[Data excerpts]
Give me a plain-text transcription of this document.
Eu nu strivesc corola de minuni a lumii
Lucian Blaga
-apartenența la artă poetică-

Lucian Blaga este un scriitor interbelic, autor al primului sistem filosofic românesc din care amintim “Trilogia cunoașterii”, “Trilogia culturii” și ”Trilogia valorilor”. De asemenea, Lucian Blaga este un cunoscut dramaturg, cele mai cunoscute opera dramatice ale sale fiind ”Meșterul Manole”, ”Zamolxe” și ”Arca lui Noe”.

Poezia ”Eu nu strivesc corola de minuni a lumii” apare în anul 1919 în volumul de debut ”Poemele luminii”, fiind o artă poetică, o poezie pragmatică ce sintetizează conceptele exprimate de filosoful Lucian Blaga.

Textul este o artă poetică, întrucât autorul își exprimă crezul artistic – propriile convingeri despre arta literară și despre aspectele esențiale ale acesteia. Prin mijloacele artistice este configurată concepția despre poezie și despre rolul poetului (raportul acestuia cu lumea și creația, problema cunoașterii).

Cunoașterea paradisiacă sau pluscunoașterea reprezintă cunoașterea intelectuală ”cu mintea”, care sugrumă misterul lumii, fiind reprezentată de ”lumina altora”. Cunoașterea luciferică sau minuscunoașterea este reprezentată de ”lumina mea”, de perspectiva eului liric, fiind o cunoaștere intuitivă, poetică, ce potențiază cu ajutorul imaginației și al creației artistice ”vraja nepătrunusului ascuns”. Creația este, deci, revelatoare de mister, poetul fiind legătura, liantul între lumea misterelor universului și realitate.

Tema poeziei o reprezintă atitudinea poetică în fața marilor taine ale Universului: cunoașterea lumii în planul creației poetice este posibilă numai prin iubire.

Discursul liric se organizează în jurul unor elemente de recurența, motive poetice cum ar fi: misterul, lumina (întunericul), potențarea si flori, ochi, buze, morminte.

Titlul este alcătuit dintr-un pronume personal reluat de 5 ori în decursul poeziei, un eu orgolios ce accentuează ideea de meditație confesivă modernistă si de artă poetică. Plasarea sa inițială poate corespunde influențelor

YOUR TASK: Check each line of the records above for the string "corola", and report every line that has it.

CORRECT ANSWER:
Eu nu strivesc corola de minuni a lumii
Poezia ”Eu nu strivesc corola de minuni a lumii” apare în anul 1919 în volumul de debut ”Poemele luminii”, fiind o artă poetică, o poezie pragmatică ce sintetizează conceptele exprimate de filosoful Lucian Blaga.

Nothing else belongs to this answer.